Available records:
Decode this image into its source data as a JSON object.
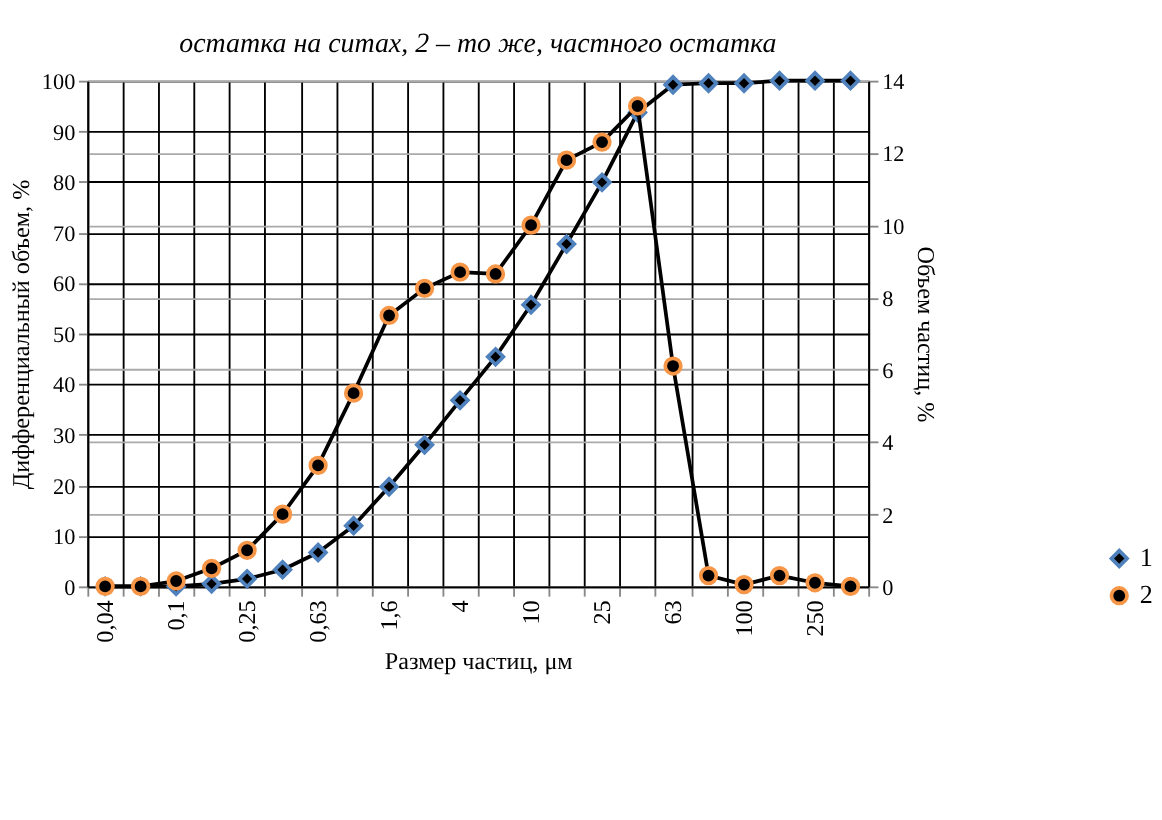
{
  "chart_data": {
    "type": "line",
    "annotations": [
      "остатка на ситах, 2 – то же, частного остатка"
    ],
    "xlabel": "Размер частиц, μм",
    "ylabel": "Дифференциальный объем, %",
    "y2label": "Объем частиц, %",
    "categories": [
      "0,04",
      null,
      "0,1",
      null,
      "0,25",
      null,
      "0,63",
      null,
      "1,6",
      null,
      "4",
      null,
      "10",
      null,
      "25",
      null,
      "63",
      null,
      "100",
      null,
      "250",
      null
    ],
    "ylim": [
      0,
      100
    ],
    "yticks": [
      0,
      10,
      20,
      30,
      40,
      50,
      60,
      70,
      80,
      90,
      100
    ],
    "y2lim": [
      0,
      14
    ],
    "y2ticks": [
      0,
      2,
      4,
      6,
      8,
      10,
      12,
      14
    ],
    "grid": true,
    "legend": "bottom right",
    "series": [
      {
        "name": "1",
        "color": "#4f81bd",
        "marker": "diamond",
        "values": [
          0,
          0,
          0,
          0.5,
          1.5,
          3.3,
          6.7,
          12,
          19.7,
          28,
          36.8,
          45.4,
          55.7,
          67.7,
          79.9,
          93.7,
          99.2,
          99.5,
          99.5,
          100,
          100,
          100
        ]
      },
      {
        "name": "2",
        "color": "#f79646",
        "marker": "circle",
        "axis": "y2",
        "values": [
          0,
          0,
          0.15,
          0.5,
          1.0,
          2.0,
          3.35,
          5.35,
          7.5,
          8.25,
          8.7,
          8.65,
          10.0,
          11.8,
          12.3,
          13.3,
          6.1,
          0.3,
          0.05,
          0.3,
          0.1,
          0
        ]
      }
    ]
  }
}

Task details: Track down every line with the word "частиц" and copy it.

Answer to this exercise:
    "xlabel": "Размер частиц, μм",
    "y2label": "Объем частиц, %",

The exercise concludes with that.